> Task to carry out: Beneath this sentence is a set of records; write each of them out exactly.

[Stored entries]
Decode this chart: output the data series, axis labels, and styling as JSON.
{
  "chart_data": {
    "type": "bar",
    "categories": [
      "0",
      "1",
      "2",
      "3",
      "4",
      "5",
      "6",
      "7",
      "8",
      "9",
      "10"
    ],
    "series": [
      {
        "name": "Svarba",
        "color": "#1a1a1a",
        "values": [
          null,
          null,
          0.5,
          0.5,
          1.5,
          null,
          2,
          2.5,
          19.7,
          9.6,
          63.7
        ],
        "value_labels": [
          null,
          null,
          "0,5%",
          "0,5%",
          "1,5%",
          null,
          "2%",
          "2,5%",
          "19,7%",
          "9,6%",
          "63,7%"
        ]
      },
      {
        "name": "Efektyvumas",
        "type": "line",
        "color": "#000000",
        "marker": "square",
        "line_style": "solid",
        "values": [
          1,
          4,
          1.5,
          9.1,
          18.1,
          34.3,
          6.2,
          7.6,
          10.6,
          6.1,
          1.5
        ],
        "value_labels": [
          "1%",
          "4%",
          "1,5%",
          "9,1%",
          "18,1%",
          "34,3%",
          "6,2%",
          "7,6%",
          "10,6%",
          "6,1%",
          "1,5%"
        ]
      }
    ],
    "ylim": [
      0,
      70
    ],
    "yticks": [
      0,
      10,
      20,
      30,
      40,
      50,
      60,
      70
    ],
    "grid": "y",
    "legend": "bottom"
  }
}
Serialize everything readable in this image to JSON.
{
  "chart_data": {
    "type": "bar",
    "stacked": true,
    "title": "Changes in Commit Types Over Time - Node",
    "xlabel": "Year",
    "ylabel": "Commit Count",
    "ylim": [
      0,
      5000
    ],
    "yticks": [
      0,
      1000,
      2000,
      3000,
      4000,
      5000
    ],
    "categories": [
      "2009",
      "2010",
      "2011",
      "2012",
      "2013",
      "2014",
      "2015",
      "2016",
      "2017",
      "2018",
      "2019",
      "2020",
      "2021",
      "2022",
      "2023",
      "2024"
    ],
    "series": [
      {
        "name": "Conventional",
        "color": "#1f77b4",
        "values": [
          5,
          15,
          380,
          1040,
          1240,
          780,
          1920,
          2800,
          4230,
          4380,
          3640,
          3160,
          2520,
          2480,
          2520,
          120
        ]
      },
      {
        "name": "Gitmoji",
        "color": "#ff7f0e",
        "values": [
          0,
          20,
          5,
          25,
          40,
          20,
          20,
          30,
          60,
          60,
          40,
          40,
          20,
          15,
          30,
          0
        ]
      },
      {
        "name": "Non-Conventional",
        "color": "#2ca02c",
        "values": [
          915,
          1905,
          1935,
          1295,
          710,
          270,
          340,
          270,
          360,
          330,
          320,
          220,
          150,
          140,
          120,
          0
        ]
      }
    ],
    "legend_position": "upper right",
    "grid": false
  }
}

> Exercise answer:
Decode this chart: output the data series, axis labels, and styling as JSON.
{
  "chart_data": {
    "type": "bar",
    "categories": [
      "0",
      "1",
      "2",
      "3",
      "4",
      "5",
      "6",
      "7",
      "8",
      "9",
      "10"
    ],
    "series": [
      {
        "name": "Svarba",
        "color": "#1a1a1a",
        "values": [
          null,
          null,
          0.5,
          0.5,
          1.5,
          null,
          2,
          2.5,
          19.7,
          9.6,
          63.7
        ],
        "value_labels": [
          null,
          null,
          "0,5%",
          "0,5%",
          "1,5%",
          null,
          "2%",
          "2,5%",
          "19,7%",
          "9,6%",
          "63,7%"
        ]
      },
      {
        "name": "Efektyvumas",
        "type": "line",
        "color": "#000000",
        "marker": "square",
        "line_style": "solid",
        "values": [
          1,
          4,
          1.5,
          9.1,
          18.1,
          34.3,
          6.2,
          7.6,
          10.6,
          6.1,
          1.5
        ],
        "value_labels": [
          "1%",
          "4%",
          "1,5%",
          "9,1%",
          "18,1%",
          "34,3%",
          "6,2%",
          "7,6%",
          "10,6%",
          "6,1%",
          "1,5%"
        ]
      }
    ],
    "ylim": [
      0,
      70
    ],
    "yticks": [
      0,
      10,
      20,
      30,
      40,
      50,
      60,
      70
    ],
    "grid": "y",
    "legend": "bottom"
  }
}
Serialize everything readable in this image to JSON.
{
  "chart_data": {
    "type": "bar",
    "stacked": true,
    "title": "Changes in Commit Types Over Time - Node",
    "xlabel": "Year",
    "ylabel": "Commit Count",
    "ylim": [
      0,
      5000
    ],
    "yticks": [
      0,
      1000,
      2000,
      3000,
      4000,
      5000
    ],
    "categories": [
      "2009",
      "2010",
      "2011",
      "2012",
      "2013",
      "2014",
      "2015",
      "2016",
      "2017",
      "2018",
      "2019",
      "2020",
      "2021",
      "2022",
      "2023",
      "2024"
    ],
    "series": [
      {
        "name": "Conventional",
        "color": "#1f77b4",
        "values": [
          5,
          15,
          380,
          1040,
          1240,
          780,
          1920,
          2800,
          4230,
          4380,
          3640,
          3160,
          2520,
          2480,
          2520,
          120
        ]
      },
      {
        "name": "Gitmoji",
        "color": "#ff7f0e",
        "values": [
          0,
          20,
          5,
          25,
          40,
          20,
          20,
          30,
          60,
          60,
          40,
          40,
          20,
          15,
          30,
          0
        ]
      },
      {
        "name": "Non-Conventional",
        "color": "#2ca02c",
        "values": [
          915,
          1905,
          1935,
          1295,
          710,
          270,
          340,
          270,
          360,
          330,
          320,
          220,
          150,
          140,
          120,
          0
        ]
      }
    ],
    "legend_position": "upper right",
    "grid": false
  }
}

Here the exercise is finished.